- _EXERCISE OBJECTIVE_: Gather from the listing below each line that includes the word "Bureau", and copy it.
## start RECORDS TO PROCESS
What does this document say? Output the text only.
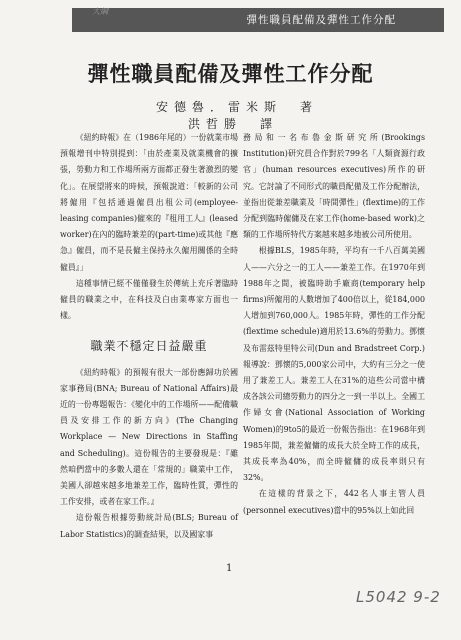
彈性職員配備及彈性工作分配
大綱
彈性職員配備及彈性工作分配
安德魯．雷米斯　著
洪哲勝　譯

《紐約時報》在（1986年尾的）一份就業市場預報增刊中特別提到：「由於產業及就業機會的擴張，勞動力和工作場所兩方面都正發生著激烈的變化」。在展望將來的時候，預報說道：「較新的公司將僱用『包括通過僱員出租公司(employee-leasing companies)僱來的『租用工人』(leased worker)在內的臨時兼差的(part-time)或其他『應急』僱員，而不是長僱主保持永久僱用關係的全時僱員』」

這種事情已經不僅僅發生於傳統上充斥著臨時僱員的職業之中，在科技及白由業專家方面也一樣。

職業不穩定日益嚴重

《紐約時報》的預報有很大一部份應歸功於國家事務局(BNA; Bureau of National Affairs)最近的一份專題報告：《變化中的工作場所——配備職員及安排工作的新方向》(The Changing Workplace — New Directions in Staffing and Scheduling)。這份報告的主要發現是：『雖然咱們當中的多數人還在「常規的」職業中工作，美國人卻越來越多地兼差工作，臨時性質，彈性的工作安排，或者在家工作。』

這份報告根據勞動統計局(BLS; Bureau of Labor Statistics)的調查結果，以及國家事

務局和一名布魯金斯研究所(Brookings Institution)研究員合作對於799名「人類資源行政官」(human resources executives)所作的研究。它討論了不同形式的職員配備及工作分配辦法，並指出從兼差職業及「時間彈性」(flextime)的工作分配到臨時僱傭及在家工作(home-based work)之類的工作場所特代方案越來越多地被公司所使用。

根據BLS，1985年時，平均有一千八百萬美國人——六分之一的工人——兼差工作。在1970年到1988年之間，被臨時助手廠商(temporary help firms)所僱用的人數增加了400倍以上，從184,000人增加到760,000人。1985年時，彈性的工作分配(flextime schedule)適用於13.6%的勞動力。鄧懷及布雷茲特里特公司(Dun and Bradstreet Corp.)報導說：鄧懷的5,000家公司中，大約有三分之一使用了兼差工人。兼差工人在31%的這些公司當中構成各該公司總勞動力的四分之一到一半以上。全國工作婦女會(National Association of Working Women)的9to5的最近一份報告指出：在1968年到1985年間，兼差僱傭的成長大於全時工作的成長，其成長率為40%，而全時僱傭的成長率則只有32%。

在這樣的背景之下，442名人事主管人員(personnel executives)當中的95%以上如此回

1
L5042 9-2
## end RECORDS TO PROCESS
- _FINAL RESULT_:
《紐約時報》的預報有很大一部份應歸功於國家事務局(BNA; Bureau of National Affairs)最近的一份專題報告：《變化中的工作場所——配備職員及安排工作的新方向》(The Changing Workplace — New Directions in Staffing and Scheduling)。這份報告的主要發現是：『雖然咱們當中的多數人還在「常規的」職業中工作，美國人卻越來越多地兼差工作，臨時性質，彈性的工作安排，或者在家工作。』
這份報告根據勞動統計局(BLS; Bureau of Labor Statistics)的調查結果，以及國家事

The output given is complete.